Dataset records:
- - - - -

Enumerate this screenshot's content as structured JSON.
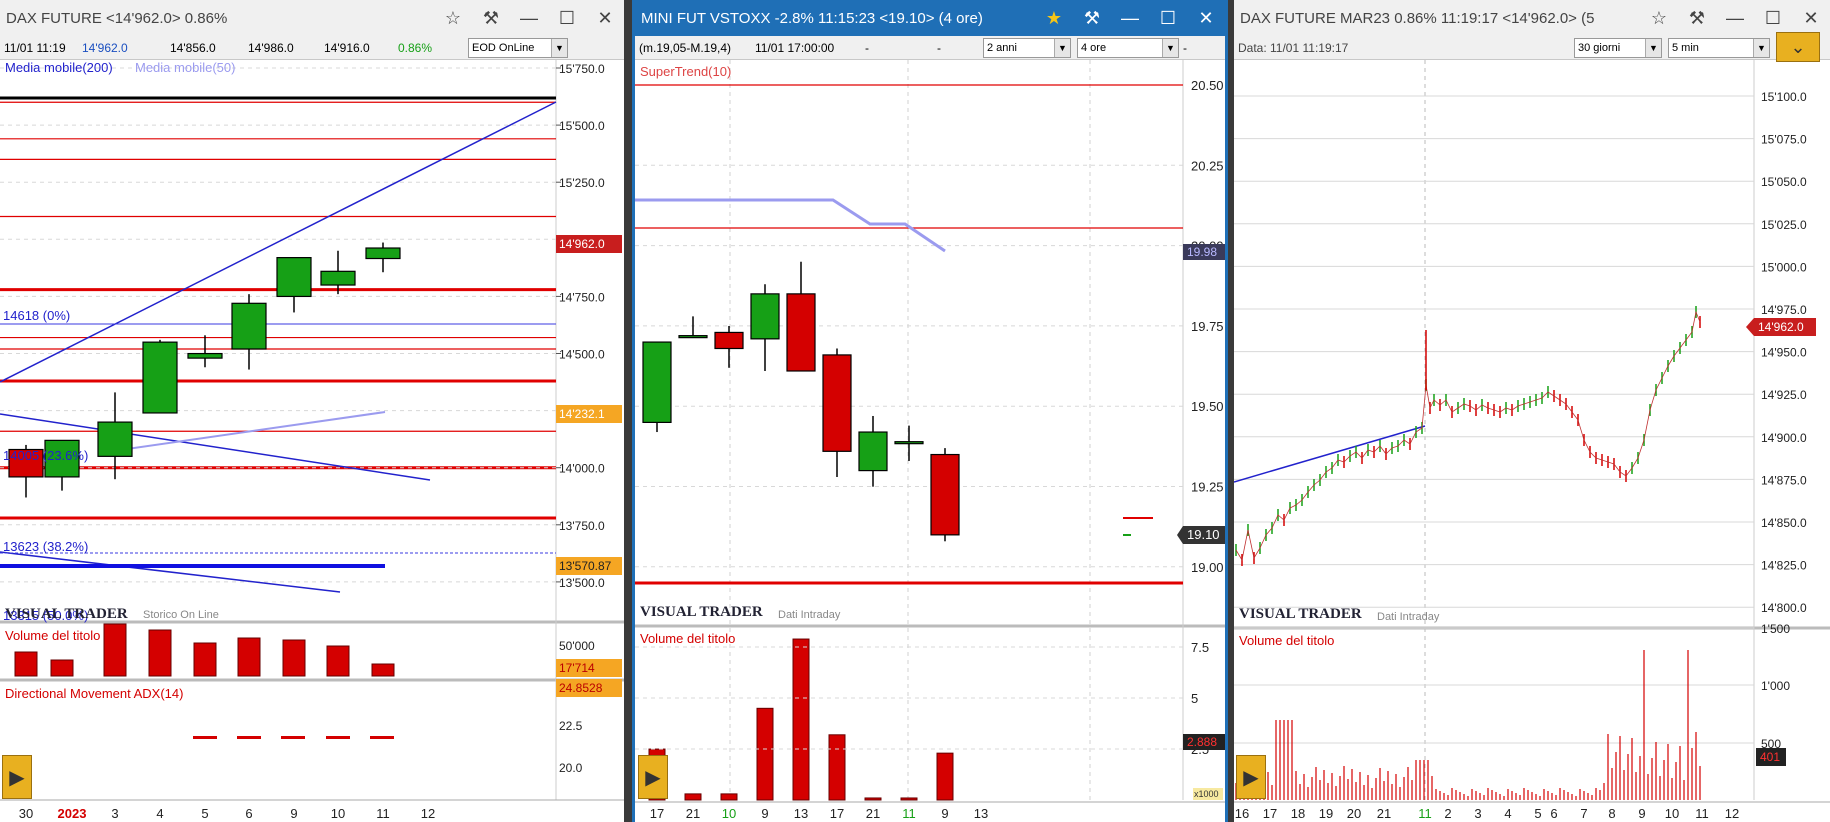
{
  "panels": {
    "left": {
      "title": "DAX FUTURE <14'962.0> 0.86%",
      "info": {
        "date": "11/01 11:19",
        "last": "14'962.0",
        "low": "14'856.0",
        "high": "14'986.0",
        "open": "14'916.0",
        "change": "0.86%",
        "feed": "EOD OnLine"
      },
      "ma200": "Media mobile(200)",
      "ma50": "Media mobile(50)",
      "fib_labels": [
        "14618 (0%)",
        "14005 (23.6%)",
        "13623 (38.2%)",
        "13315 (50.0%)"
      ],
      "price_ticks": [
        "15'750.0",
        "15'500.0",
        "15'250.0",
        "15'000.0",
        "14'750.0",
        "14'500.0",
        "14'250.0",
        "14'000.0",
        "13'750.0",
        "13'500.0"
      ],
      "tags": {
        "last": "14'962.0",
        "level1": "14'232.1",
        "level2": "13'570.87"
      },
      "brand": "VISUAL TRADER",
      "brand_sub": "Storico On Line",
      "volume_label": "Volume del titolo",
      "volume_tick": "50'000",
      "volume_tag": "17'714",
      "adx_label": "Directional Movement ADX(14)",
      "adx_tag": "24.8528",
      "adx_ticks": [
        "22.5",
        "20.0"
      ],
      "x_labels": [
        "30",
        "2023",
        "3",
        "4",
        "5",
        "6",
        "9",
        "10",
        "11",
        "12"
      ]
    },
    "middle": {
      "title": "MINI FUT VSTOXX -2.8% 11:15:23 <19.10> (4 ore)",
      "info": {
        "minmax": "(m.19,05-M.19,4)",
        "date": "11/01 17:00:00",
        "d1": "-",
        "d2": "-",
        "d3": "-",
        "period": "2 anni",
        "interval": "4 ore"
      },
      "indicator": "SuperTrend(10)",
      "price_ticks": [
        "20.50",
        "20.25",
        "20.00",
        "19.75",
        "19.50",
        "19.25",
        "19.00"
      ],
      "tags": {
        "supertrend": "19.98",
        "last": "19.10"
      },
      "brand": "VISUAL TRADER",
      "brand_sub": "Dati Intraday",
      "volume_label": "Volume del titolo",
      "volume_ticks": [
        "7.5",
        "5",
        "2.5"
      ],
      "volume_tag": "2.888",
      "volume_unit": "x1000",
      "x_labels": [
        "17",
        "21",
        "10",
        "9",
        "13",
        "17",
        "21",
        "11",
        "9",
        "13"
      ]
    },
    "right": {
      "title": "DAX FUTURE MAR23 0.86% 11:19:17 <14'962.0> (5",
      "info": {
        "date": "Data: 11/01 11:19:17",
        "period": "30 giorni",
        "interval": "5 min"
      },
      "price_ticks": [
        "15'100.0",
        "15'075.0",
        "15'050.0",
        "15'025.0",
        "15'000.0",
        "14'975.0",
        "14'950.0",
        "14'925.0",
        "14'900.0",
        "14'875.0",
        "14'850.0",
        "14'825.0",
        "14'800.0"
      ],
      "tags": {
        "last": "14'962.0"
      },
      "brand": "VISUAL TRADER",
      "brand_sub": "Dati Intraday",
      "volume_label": "Volume del titolo",
      "volume_ticks": [
        "1'500",
        "1'000",
        "500"
      ],
      "volume_tag": "401",
      "x_labels": [
        "16",
        "17",
        "18",
        "19",
        "20",
        "21",
        "11",
        "2",
        "3",
        "4",
        "5",
        "6",
        "7",
        "8",
        "9",
        "10",
        "11",
        "12"
      ]
    }
  },
  "colors": {
    "up": "#16a016",
    "down": "#d40000",
    "tag_red": "#c81e1e",
    "tag_orange": "#f5a623",
    "active_title": "#1f6fb6",
    "gold": "#e8b020"
  },
  "chart_data": [
    {
      "type": "candlestick",
      "title": "DAX FUTURE",
      "x": [
        "30",
        "2",
        "3",
        "4",
        "5",
        "6",
        "9",
        "10",
        "11"
      ],
      "open": [
        14080,
        13960,
        14050,
        14240,
        14480,
        14520,
        14750,
        14800,
        14916
      ],
      "high": [
        14100,
        14120,
        14330,
        14560,
        14580,
        14760,
        14920,
        14950,
        14986
      ],
      "low": [
        13870,
        13900,
        13950,
        14240,
        14440,
        14430,
        14680,
        14760,
        14856
      ],
      "close": [
        13960,
        14120,
        14200,
        14550,
        14500,
        14720,
        14920,
        14860,
        14962
      ],
      "ylim": [
        13400,
        15800
      ]
    },
    {
      "type": "candlestick",
      "title": "MINI FUT VSTOXX",
      "x": [
        "17",
        "21",
        "10",
        "9",
        "13",
        "17",
        "21",
        "11",
        "9"
      ],
      "open": [
        19.45,
        19.72,
        19.73,
        19.71,
        19.85,
        19.66,
        19.3,
        19.39,
        19.35
      ],
      "high": [
        19.55,
        19.78,
        19.75,
        19.88,
        19.95,
        19.68,
        19.47,
        19.44,
        19.37
      ],
      "low": [
        19.42,
        19.72,
        19.62,
        19.61,
        19.62,
        19.28,
        19.25,
        19.33,
        19.08
      ],
      "close": [
        19.7,
        19.72,
        19.68,
        19.85,
        19.61,
        19.36,
        19.42,
        19.39,
        19.1
      ],
      "ylim": [
        18.85,
        20.6
      ]
    }
  ]
}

- - - - -

Given exercise: Write out the material above once more, exactly as it reads, with no pictures.

Expected answer:
Enumerate this screenshot's content as structured JSON.
{
  "panels": {
    "left": {
      "title": "DAX FUTURE <14'962.0> 0.86%",
      "info": {
        "date": "11/01 11:19",
        "last": "14'962.0",
        "low": "14'856.0",
        "high": "14'986.0",
        "open": "14'916.0",
        "change": "0.86%",
        "feed": "EOD OnLine"
      },
      "ma200": "Media mobile(200)",
      "ma50": "Media mobile(50)",
      "fib_labels": [
        "14618 (0%)",
        "14005 (23.6%)",
        "13623 (38.2%)",
        "13315 (50.0%)"
      ],
      "price_ticks": [
        "15'750.0",
        "15'500.0",
        "15'250.0",
        "15'000.0",
        "14'750.0",
        "14'500.0",
        "14'250.0",
        "14'000.0",
        "13'750.0",
        "13'500.0"
      ],
      "tags": {
        "last": "14'962.0",
        "level1": "14'232.1",
        "level2": "13'570.87"
      },
      "brand": "VISUAL TRADER",
      "brand_sub": "Storico On Line",
      "volume_label": "Volume del titolo",
      "volume_tick": "50'000",
      "volume_tag": "17'714",
      "adx_label": "Directional Movement ADX(14)",
      "adx_tag": "24.8528",
      "adx_ticks": [
        "22.5",
        "20.0"
      ],
      "x_labels": [
        "30",
        "2023",
        "3",
        "4",
        "5",
        "6",
        "9",
        "10",
        "11",
        "12"
      ]
    },
    "middle": {
      "title": "MINI FUT VSTOXX -2.8% 11:15:23 <19.10> (4 ore)",
      "info": {
        "minmax": "(m.19,05-M.19,4)",
        "date": "11/01 17:00:00",
        "d1": "-",
        "d2": "-",
        "d3": "-",
        "period": "2 anni",
        "interval": "4 ore"
      },
      "indicator": "SuperTrend(10)",
      "price_ticks": [
        "20.50",
        "20.25",
        "20.00",
        "19.75",
        "19.50",
        "19.25",
        "19.00"
      ],
      "tags": {
        "supertrend": "19.98",
        "last": "19.10"
      },
      "brand": "VISUAL TRADER",
      "brand_sub": "Dati Intraday",
      "volume_label": "Volume del titolo",
      "volume_ticks": [
        "7.5",
        "5",
        "2.5"
      ],
      "volume_tag": "2.888",
      "volume_unit": "x1000",
      "x_labels": [
        "17",
        "21",
        "10",
        "9",
        "13",
        "17",
        "21",
        "11",
        "9",
        "13"
      ]
    },
    "right": {
      "title": "DAX FUTURE MAR23 0.86% 11:19:17 <14'962.0> (5",
      "info": {
        "date": "Data: 11/01 11:19:17",
        "period": "30 giorni",
        "interval": "5 min"
      },
      "price_ticks": [
        "15'100.0",
        "15'075.0",
        "15'050.0",
        "15'025.0",
        "15'000.0",
        "14'975.0",
        "14'950.0",
        "14'925.0",
        "14'900.0",
        "14'875.0",
        "14'850.0",
        "14'825.0",
        "14'800.0"
      ],
      "tags": {
        "last": "14'962.0"
      },
      "brand": "VISUAL TRADER",
      "brand_sub": "Dati Intraday",
      "volume_label": "Volume del titolo",
      "volume_ticks": [
        "1'500",
        "1'000",
        "500"
      ],
      "volume_tag": "401",
      "x_labels": [
        "16",
        "17",
        "18",
        "19",
        "20",
        "21",
        "11",
        "2",
        "3",
        "4",
        "5",
        "6",
        "7",
        "8",
        "9",
        "10",
        "11",
        "12"
      ]
    }
  },
  "colors": {
    "up": "#16a016",
    "down": "#d40000",
    "tag_red": "#c81e1e",
    "tag_orange": "#f5a623",
    "active_title": "#1f6fb6",
    "gold": "#e8b020"
  },
  "chart_data": [
    {
      "type": "candlestick",
      "title": "DAX FUTURE",
      "x": [
        "30",
        "2",
        "3",
        "4",
        "5",
        "6",
        "9",
        "10",
        "11"
      ],
      "open": [
        14080,
        13960,
        14050,
        14240,
        14480,
        14520,
        14750,
        14800,
        14916
      ],
      "high": [
        14100,
        14120,
        14330,
        14560,
        14580,
        14760,
        14920,
        14950,
        14986
      ],
      "low": [
        13870,
        13900,
        13950,
        14240,
        14440,
        14430,
        14680,
        14760,
        14856
      ],
      "close": [
        13960,
        14120,
        14200,
        14550,
        14500,
        14720,
        14920,
        14860,
        14962
      ],
      "ylim": [
        13400,
        15800
      ]
    },
    {
      "type": "candlestick",
      "title": "MINI FUT VSTOXX",
      "x": [
        "17",
        "21",
        "10",
        "9",
        "13",
        "17",
        "21",
        "11",
        "9"
      ],
      "open": [
        19.45,
        19.72,
        19.73,
        19.71,
        19.85,
        19.66,
        19.3,
        19.39,
        19.35
      ],
      "high": [
        19.55,
        19.78,
        19.75,
        19.88,
        19.95,
        19.68,
        19.47,
        19.44,
        19.37
      ],
      "low": [
        19.42,
        19.72,
        19.62,
        19.61,
        19.62,
        19.28,
        19.25,
        19.33,
        19.08
      ],
      "close": [
        19.7,
        19.72,
        19.68,
        19.85,
        19.61,
        19.36,
        19.42,
        19.39,
        19.1
      ],
      "ylim": [
        18.85,
        20.6
      ]
    }
  ]
}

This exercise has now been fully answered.